Dataset excerpts
☆ ☆ ☆ ☆ ☆

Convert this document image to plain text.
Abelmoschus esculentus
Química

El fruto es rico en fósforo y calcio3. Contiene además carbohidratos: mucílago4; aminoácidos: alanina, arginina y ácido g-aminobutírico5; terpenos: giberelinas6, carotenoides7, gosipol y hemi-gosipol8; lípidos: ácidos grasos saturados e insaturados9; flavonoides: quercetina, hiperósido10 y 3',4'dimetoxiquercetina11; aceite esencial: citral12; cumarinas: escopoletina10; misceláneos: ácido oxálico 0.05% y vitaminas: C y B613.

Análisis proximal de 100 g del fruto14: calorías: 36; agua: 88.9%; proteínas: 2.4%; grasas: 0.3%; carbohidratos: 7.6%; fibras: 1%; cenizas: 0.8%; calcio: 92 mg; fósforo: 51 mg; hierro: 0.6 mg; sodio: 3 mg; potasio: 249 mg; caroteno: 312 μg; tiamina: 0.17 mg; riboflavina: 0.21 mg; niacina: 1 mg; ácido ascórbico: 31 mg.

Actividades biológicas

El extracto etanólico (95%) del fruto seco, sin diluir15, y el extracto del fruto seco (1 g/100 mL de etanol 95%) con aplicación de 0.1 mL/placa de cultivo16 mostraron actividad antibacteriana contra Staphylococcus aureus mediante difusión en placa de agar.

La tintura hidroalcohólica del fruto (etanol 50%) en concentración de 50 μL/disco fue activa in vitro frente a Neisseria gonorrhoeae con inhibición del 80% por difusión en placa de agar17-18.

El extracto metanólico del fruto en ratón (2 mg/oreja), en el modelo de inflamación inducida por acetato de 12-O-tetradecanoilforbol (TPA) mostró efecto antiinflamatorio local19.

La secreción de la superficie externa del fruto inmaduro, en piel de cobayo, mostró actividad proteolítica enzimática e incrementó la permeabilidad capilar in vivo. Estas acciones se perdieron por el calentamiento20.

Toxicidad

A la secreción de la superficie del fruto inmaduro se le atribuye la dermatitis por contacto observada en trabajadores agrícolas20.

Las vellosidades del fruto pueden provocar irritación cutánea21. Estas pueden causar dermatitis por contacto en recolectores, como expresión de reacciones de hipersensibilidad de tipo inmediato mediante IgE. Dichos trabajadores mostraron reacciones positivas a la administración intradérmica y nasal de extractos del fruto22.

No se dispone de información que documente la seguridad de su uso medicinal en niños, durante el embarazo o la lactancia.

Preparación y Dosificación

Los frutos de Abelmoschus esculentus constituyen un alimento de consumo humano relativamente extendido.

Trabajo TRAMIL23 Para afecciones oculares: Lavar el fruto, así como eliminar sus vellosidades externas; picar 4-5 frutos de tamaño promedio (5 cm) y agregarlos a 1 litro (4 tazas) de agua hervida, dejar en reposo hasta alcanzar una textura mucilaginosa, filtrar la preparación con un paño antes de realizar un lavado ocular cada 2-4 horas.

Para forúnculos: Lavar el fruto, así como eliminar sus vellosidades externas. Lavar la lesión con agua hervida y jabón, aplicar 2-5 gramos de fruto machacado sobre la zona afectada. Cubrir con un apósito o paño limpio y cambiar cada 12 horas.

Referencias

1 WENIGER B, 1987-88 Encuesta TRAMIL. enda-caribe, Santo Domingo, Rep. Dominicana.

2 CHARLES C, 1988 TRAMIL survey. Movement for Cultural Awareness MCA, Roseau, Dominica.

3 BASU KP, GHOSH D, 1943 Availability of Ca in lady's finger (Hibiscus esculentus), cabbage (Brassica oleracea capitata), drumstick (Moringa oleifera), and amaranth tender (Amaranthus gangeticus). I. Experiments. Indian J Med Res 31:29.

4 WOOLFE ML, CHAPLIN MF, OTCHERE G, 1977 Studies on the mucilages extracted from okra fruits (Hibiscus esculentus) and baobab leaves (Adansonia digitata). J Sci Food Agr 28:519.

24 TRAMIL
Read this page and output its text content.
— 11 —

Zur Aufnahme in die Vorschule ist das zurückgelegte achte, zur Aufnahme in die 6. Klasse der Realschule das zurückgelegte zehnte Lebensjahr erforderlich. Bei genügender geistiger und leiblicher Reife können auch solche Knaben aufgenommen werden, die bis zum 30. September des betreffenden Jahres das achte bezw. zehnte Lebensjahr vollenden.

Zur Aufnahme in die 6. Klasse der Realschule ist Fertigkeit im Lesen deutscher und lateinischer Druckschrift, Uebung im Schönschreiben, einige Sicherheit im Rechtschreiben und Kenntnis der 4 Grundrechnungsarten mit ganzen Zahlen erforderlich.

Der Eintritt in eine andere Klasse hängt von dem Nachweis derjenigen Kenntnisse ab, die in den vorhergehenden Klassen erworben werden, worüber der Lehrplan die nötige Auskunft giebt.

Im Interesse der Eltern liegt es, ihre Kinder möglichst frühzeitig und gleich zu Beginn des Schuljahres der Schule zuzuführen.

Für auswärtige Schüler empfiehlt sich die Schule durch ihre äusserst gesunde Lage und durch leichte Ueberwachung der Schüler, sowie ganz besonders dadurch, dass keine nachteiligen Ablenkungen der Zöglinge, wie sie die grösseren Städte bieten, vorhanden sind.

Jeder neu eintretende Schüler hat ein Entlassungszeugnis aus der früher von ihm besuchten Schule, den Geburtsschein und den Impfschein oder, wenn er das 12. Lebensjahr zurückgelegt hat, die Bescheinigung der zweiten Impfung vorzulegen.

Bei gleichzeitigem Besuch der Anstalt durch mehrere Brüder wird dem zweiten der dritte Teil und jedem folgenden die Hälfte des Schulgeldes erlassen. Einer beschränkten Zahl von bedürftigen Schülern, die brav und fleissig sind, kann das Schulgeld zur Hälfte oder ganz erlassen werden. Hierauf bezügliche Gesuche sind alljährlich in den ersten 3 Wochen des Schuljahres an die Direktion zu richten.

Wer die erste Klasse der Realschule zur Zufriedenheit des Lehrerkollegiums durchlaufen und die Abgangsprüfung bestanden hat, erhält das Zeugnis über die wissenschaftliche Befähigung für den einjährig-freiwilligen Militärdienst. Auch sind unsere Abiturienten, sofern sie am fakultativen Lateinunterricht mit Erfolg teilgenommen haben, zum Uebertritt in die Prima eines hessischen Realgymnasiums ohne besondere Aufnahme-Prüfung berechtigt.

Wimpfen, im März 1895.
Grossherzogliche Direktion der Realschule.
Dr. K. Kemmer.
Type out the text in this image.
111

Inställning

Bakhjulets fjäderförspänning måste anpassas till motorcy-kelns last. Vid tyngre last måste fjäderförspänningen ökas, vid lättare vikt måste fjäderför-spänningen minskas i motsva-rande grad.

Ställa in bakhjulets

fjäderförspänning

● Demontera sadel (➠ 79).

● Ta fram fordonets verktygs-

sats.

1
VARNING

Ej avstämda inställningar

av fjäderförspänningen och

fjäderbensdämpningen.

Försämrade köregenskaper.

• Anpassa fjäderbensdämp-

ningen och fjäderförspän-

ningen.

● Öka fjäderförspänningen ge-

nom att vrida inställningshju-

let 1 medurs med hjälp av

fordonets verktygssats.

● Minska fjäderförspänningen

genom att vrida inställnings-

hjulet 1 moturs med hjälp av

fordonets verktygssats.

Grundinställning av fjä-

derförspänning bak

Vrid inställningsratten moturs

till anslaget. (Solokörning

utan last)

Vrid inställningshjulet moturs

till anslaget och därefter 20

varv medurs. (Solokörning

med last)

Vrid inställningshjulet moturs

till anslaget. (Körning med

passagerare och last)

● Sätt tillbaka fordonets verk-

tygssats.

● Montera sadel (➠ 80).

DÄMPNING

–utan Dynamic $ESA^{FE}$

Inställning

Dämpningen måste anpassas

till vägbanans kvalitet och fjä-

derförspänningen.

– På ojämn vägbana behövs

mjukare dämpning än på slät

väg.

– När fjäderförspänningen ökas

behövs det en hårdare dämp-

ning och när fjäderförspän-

☆ ☆ ☆ ☆ ☆

**Task details:**
What is needed is an exact repetition of all the entries above.

**Exercise output:**
Convert this document image to plain text.
Abelmoschus esculentus
Química

El fruto es rico en fósforo y calcio3. Contiene además carbohidratos: mucílago4; aminoácidos: alanina, arginina y ácido g-aminobutírico5; terpenos: giberelinas6, carotenoides7, gosipol y hemi-gosipol8; lípidos: ácidos grasos saturados e insaturados9; flavonoides: quercetina, hiperósido10 y 3',4'dimetoxiquercetina11; aceite esencial: citral12; cumarinas: escopoletina10; misceláneos: ácido oxálico 0.05% y vitaminas: C y B613.

Análisis proximal de 100 g del fruto14: calorías: 36; agua: 88.9%; proteínas: 2.4%; grasas: 0.3%; carbohidratos: 7.6%; fibras: 1%; cenizas: 0.8%; calcio: 92 mg; fósforo: 51 mg; hierro: 0.6 mg; sodio: 3 mg; potasio: 249 mg; caroteno: 312 μg; tiamina: 0.17 mg; riboflavina: 0.21 mg; niacina: 1 mg; ácido ascórbico: 31 mg.

Actividades biológicas

El extracto etanólico (95%) del fruto seco, sin diluir15, y el extracto del fruto seco (1 g/100 mL de etanol 95%) con aplicación de 0.1 mL/placa de cultivo16 mostraron actividad antibacteriana contra Staphylococcus aureus mediante difusión en placa de agar.

La tintura hidroalcohólica del fruto (etanol 50%) en concentración de 50 μL/disco fue activa in vitro frente a Neisseria gonorrhoeae con inhibición del 80% por difusión en placa de agar17-18.

El extracto metanólico del fruto en ratón (2 mg/oreja), en el modelo de inflamación inducida por acetato de 12-O-tetradecanoilforbol (TPA) mostró efecto antiinflamatorio local19.

La secreción de la superficie externa del fruto inmaduro, en piel de cobayo, mostró actividad proteolítica enzimática e incrementó la permeabilidad capilar in vivo. Estas acciones se perdieron por el calentamiento20.

Toxicidad

A la secreción de la superficie del fruto inmaduro se le atribuye la dermatitis por contacto observada en trabajadores agrícolas20.

Las vellosidades del fruto pueden provocar irritación cutánea21. Estas pueden causar dermatitis por contacto en recolectores, como expresión de reacciones de hipersensibilidad de tipo inmediato mediante IgE. Dichos trabajadores mostraron reacciones positivas a la administración intradérmica y nasal de extractos del fruto22.

No se dispone de información que documente la seguridad de su uso medicinal en niños, durante el embarazo o la lactancia.

Preparación y Dosificación

Los frutos de Abelmoschus esculentus constituyen un alimento de consumo humano relativamente extendido.

Trabajo TRAMIL23 Para afecciones oculares: Lavar el fruto, así como eliminar sus vellosidades externas; picar 4-5 frutos de tamaño promedio (5 cm) y agregarlos a 1 litro (4 tazas) de agua hervida, dejar en reposo hasta alcanzar una textura mucilaginosa, filtrar la preparación con un paño antes de realizar un lavado ocular cada 2-4 horas.

Para forúnculos: Lavar el fruto, así como eliminar sus vellosidades externas. Lavar la lesión con agua hervida y jabón, aplicar 2-5 gramos de fruto machacado sobre la zona afectada. Cubrir con un apósito o paño limpio y cambiar cada 12 horas.

Referencias

1 WENIGER B, 1987-88 Encuesta TRAMIL. enda-caribe, Santo Domingo, Rep. Dominicana.

2 CHARLES C, 1988 TRAMIL survey. Movement for Cultural Awareness MCA, Roseau, Dominica.

3 BASU KP, GHOSH D, 1943 Availability of Ca in lady's finger (Hibiscus esculentus), cabbage (Brassica oleracea capitata), drumstick (Moringa oleifera), and amaranth tender (Amaranthus gangeticus). I. Experiments. Indian J Med Res 31:29.

4 WOOLFE ML, CHAPLIN MF, OTCHERE G, 1977 Studies on the mucilages extracted from okra fruits (Hibiscus esculentus) and baobab leaves (Adansonia digitata). J Sci Food Agr 28:519.

24 TRAMIL
Read this page and output its text content.
— 11 —

Zur Aufnahme in die Vorschule ist das zurückgelegte achte, zur Aufnahme in die 6. Klasse der Realschule das zurückgelegte zehnte Lebensjahr erforderlich. Bei genügender geistiger und leiblicher Reife können auch solche Knaben aufgenommen werden, die bis zum 30. September des betreffenden Jahres das achte bezw. zehnte Lebensjahr vollenden.

Zur Aufnahme in die 6. Klasse der Realschule ist Fertigkeit im Lesen deutscher und lateinischer Druckschrift, Uebung im Schönschreiben, einige Sicherheit im Rechtschreiben und Kenntnis der 4 Grundrechnungsarten mit ganzen Zahlen erforderlich.

Der Eintritt in eine andere Klasse hängt von dem Nachweis derjenigen Kenntnisse ab, die in den vorhergehenden Klassen erworben werden, worüber der Lehrplan die nötige Auskunft giebt.

Im Interesse der Eltern liegt es, ihre Kinder möglichst frühzeitig und gleich zu Beginn des Schuljahres der Schule zuzuführen.

Für auswärtige Schüler empfiehlt sich die Schule durch ihre äusserst gesunde Lage und durch leichte Ueberwachung der Schüler, sowie ganz besonders dadurch, dass keine nachteiligen Ablenkungen der Zöglinge, wie sie die grösseren Städte bieten, vorhanden sind.

Jeder neu eintretende Schüler hat ein Entlassungszeugnis aus der früher von ihm besuchten Schule, den Geburtsschein und den Impfschein oder, wenn er das 12. Lebensjahr zurückgelegt hat, die Bescheinigung der zweiten Impfung vorzulegen.

Bei gleichzeitigem Besuch der Anstalt durch mehrere Brüder wird dem zweiten der dritte Teil und jedem folgenden die Hälfte des Schulgeldes erlassen. Einer beschränkten Zahl von bedürftigen Schülern, die brav und fleissig sind, kann das Schulgeld zur Hälfte oder ganz erlassen werden. Hierauf bezügliche Gesuche sind alljährlich in den ersten 3 Wochen des Schuljahres an die Direktion zu richten.

Wer die erste Klasse der Realschule zur Zufriedenheit des Lehrerkollegiums durchlaufen und die Abgangsprüfung bestanden hat, erhält das Zeugnis über die wissenschaftliche Befähigung für den einjährig-freiwilligen Militärdienst. Auch sind unsere Abiturienten, sofern sie am fakultativen Lateinunterricht mit Erfolg teilgenommen haben, zum Uebertritt in die Prima eines hessischen Realgymnasiums ohne besondere Aufnahme-Prüfung berechtigt.

Wimpfen, im März 1895.
Grossherzogliche Direktion der Realschule.
Dr. K. Kemmer.
Type out the text in this image.
111

Inställning

Bakhjulets fjäderförspänning måste anpassas till motorcy-kelns last. Vid tyngre last måste fjäderförspänningen ökas, vid lättare vikt måste fjäderför-spänningen minskas i motsva-rande grad.

Ställa in bakhjulets

fjäderförspänning

● Demontera sadel (➠ 79).

● Ta fram fordonets verktygs-

sats.

1
VARNING

Ej avstämda inställningar

av fjäderförspänningen och

fjäderbensdämpningen.

Försämrade köregenskaper.

• Anpassa fjäderbensdämp-

ningen och fjäderförspän-

ningen.

● Öka fjäderförspänningen ge-

nom att vrida inställningshju-

let 1 medurs med hjälp av

fordonets verktygssats.

● Minska fjäderförspänningen

genom att vrida inställnings-

hjulet 1 moturs med hjälp av

fordonets verktygssats.

Grundinställning av fjä-

derförspänning bak

Vrid inställningsratten moturs

till anslaget. (Solokörning

utan last)

Vrid inställningshjulet moturs

till anslaget och därefter 20

varv medurs. (Solokörning

med last)

Vrid inställningshjulet moturs

till anslaget. (Körning med

passagerare och last)

● Sätt tillbaka fordonets verk-

tygssats.

● Montera sadel (➠ 80).

DÄMPNING

–utan Dynamic $ESA^{FE}$

Inställning

Dämpningen måste anpassas

till vägbanans kvalitet och fjä-

derförspänningen.

– På ojämn vägbana behövs

mjukare dämpning än på slät

väg.

– När fjäderförspänningen ökas

behövs det en hårdare dämp-

ning och när fjäderförspän-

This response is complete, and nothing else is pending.